→ Written exercise: Reproduce the spatial layout data lines below word for word, omitting the pictures.

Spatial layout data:
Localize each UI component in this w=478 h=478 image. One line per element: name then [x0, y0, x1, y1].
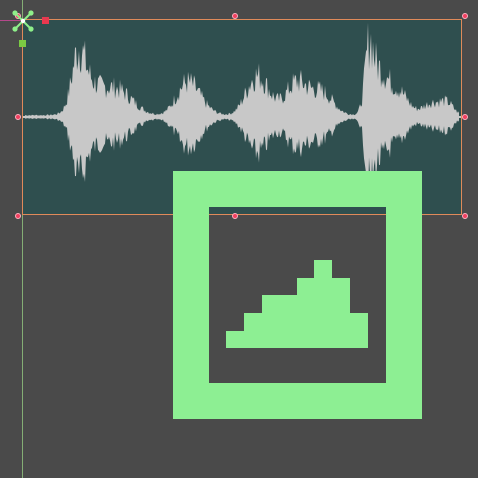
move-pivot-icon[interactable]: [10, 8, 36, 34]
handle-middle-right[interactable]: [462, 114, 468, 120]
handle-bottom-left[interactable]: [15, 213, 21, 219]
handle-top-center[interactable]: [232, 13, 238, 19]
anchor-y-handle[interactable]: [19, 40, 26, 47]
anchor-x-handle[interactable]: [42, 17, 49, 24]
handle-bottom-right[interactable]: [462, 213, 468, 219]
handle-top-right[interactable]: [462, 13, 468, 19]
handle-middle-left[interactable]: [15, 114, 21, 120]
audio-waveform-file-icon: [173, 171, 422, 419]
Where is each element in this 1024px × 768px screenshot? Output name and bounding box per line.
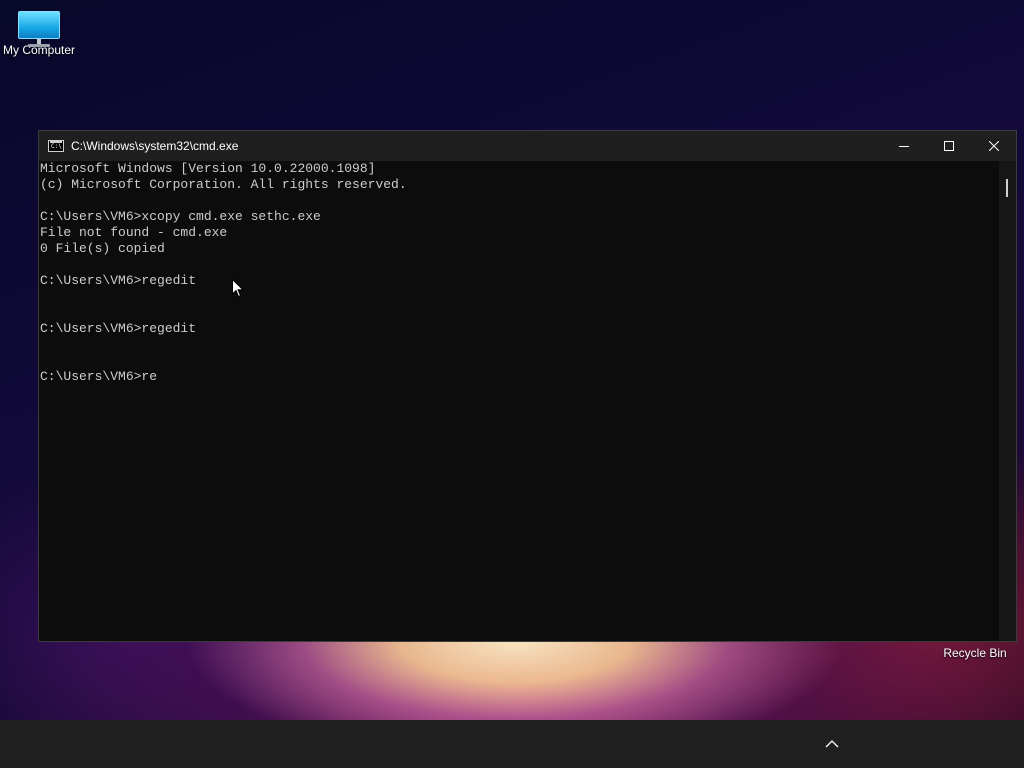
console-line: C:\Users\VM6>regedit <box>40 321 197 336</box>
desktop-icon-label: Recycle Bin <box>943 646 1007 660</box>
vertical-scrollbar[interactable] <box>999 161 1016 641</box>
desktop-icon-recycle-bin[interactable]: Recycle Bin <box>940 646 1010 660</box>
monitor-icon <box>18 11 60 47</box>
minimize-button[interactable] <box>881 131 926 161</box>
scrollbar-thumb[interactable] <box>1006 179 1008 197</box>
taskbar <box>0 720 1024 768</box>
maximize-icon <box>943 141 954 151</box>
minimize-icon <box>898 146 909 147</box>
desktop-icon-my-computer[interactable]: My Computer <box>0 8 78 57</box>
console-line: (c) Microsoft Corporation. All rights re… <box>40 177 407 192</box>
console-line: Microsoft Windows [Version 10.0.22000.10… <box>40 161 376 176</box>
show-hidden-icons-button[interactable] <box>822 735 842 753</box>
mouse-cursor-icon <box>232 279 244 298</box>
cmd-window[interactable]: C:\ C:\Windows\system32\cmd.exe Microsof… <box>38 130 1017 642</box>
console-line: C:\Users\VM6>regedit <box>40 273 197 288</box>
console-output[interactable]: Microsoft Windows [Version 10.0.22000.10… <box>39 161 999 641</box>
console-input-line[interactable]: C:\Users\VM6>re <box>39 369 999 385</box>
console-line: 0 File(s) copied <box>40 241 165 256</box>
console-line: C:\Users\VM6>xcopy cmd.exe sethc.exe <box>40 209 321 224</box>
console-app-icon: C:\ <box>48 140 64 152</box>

→ Solution for this problem:
Localize each UI component in this w=478 h=478 image. One line per element: name then [x0, y0, x1, y1].
move-pivot-icon[interactable]: [10, 8, 36, 34]
handle-middle-right[interactable]: [462, 114, 468, 120]
handle-bottom-left[interactable]: [15, 213, 21, 219]
handle-top-center[interactable]: [232, 13, 238, 19]
anchor-y-handle[interactable]: [19, 40, 26, 47]
anchor-x-handle[interactable]: [42, 17, 49, 24]
handle-bottom-right[interactable]: [462, 213, 468, 219]
handle-top-right[interactable]: [462, 13, 468, 19]
handle-middle-left[interactable]: [15, 114, 21, 120]
audio-waveform-file-icon: [173, 171, 422, 419]
Where is each element in this 1024px × 768px screenshot? Output name and bounding box per line.
console-line: C:\Users\VM6>regedit <box>40 321 197 336</box>
desktop-icon-label: Recycle Bin <box>943 646 1007 660</box>
vertical-scrollbar[interactable] <box>999 161 1016 641</box>
desktop-icon-recycle-bin[interactable]: Recycle Bin <box>940 646 1010 660</box>
monitor-icon <box>18 11 60 47</box>
minimize-button[interactable] <box>881 131 926 161</box>
scrollbar-thumb[interactable] <box>1006 179 1008 197</box>
taskbar <box>0 720 1024 768</box>
maximize-icon <box>943 141 954 151</box>
minimize-icon <box>898 146 909 147</box>
desktop-icon-my-computer[interactable]: My Computer <box>0 8 78 57</box>
console-line: (c) Microsoft Corporation. All rights re… <box>40 177 407 192</box>
console-line: Microsoft Windows [Version 10.0.22000.10… <box>40 161 376 176</box>
show-hidden-icons-button[interactable] <box>822 735 842 753</box>
mouse-cursor-icon <box>232 279 244 298</box>
cmd-window[interactable]: C:\ C:\Windows\system32\cmd.exe Microsof… <box>38 130 1017 642</box>
console-line: C:\Users\VM6>regedit <box>40 273 197 288</box>
console-output[interactable]: Microsoft Windows [Version 10.0.22000.10… <box>39 161 999 641</box>
console-input-line[interactable]: C:\Users\VM6>re <box>39 369 999 385</box>
console-line: 0 File(s) copied <box>40 241 165 256</box>
console-line: C:\Users\VM6>xcopy cmd.exe sethc.exe <box>40 209 321 224</box>
console-app-icon: C:\ <box>48 140 64 152</box>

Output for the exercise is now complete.